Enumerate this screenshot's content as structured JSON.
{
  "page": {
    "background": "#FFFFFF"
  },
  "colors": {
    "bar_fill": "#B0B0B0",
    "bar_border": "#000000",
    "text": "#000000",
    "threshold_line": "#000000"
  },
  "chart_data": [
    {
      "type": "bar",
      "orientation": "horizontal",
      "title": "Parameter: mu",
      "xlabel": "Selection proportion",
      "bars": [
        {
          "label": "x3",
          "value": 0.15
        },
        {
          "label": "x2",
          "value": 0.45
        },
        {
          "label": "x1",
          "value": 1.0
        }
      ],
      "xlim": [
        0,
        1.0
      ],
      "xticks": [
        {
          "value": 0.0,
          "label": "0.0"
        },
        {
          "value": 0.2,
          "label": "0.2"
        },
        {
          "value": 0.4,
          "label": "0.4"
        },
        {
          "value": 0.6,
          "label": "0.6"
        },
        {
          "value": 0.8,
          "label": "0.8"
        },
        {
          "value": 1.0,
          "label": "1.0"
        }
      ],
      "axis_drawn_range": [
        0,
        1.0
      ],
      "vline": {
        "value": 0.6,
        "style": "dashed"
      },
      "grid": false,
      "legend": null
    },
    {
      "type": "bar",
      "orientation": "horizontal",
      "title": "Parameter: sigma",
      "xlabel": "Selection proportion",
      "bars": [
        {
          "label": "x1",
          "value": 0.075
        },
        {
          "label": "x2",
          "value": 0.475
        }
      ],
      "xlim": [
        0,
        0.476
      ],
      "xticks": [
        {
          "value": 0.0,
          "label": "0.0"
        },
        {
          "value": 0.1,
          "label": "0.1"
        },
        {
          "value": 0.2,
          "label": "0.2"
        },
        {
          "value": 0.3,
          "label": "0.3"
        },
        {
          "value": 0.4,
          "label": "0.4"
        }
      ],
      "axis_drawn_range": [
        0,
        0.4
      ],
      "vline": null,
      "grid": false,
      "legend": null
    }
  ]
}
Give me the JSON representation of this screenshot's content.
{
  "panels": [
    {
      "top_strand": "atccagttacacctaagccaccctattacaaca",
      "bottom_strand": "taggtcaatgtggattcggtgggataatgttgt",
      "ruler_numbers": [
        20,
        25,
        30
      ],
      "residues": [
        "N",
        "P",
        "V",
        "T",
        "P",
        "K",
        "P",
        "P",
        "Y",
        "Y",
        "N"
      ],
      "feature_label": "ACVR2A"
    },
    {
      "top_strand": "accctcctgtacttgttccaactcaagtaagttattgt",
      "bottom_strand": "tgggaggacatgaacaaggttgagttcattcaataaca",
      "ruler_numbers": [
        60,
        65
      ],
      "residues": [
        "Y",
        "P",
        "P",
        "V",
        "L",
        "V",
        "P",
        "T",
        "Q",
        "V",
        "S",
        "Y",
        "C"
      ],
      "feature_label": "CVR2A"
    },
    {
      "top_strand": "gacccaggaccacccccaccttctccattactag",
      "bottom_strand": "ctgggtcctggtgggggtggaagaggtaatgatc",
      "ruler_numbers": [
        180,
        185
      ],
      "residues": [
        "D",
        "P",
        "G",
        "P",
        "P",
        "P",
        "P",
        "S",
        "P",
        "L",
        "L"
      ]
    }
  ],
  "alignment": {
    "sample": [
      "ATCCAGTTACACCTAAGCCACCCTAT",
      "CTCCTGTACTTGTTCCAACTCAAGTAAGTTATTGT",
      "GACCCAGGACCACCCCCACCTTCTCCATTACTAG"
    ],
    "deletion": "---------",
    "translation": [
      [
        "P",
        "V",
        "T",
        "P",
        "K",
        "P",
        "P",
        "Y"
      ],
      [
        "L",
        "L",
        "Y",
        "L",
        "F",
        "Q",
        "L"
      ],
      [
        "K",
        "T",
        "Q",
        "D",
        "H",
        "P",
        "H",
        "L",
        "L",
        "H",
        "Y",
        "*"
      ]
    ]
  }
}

+===+

_Problem statement_. Say how many lines in the records contain the string "this", and say nothing else.

_Complete response_. 2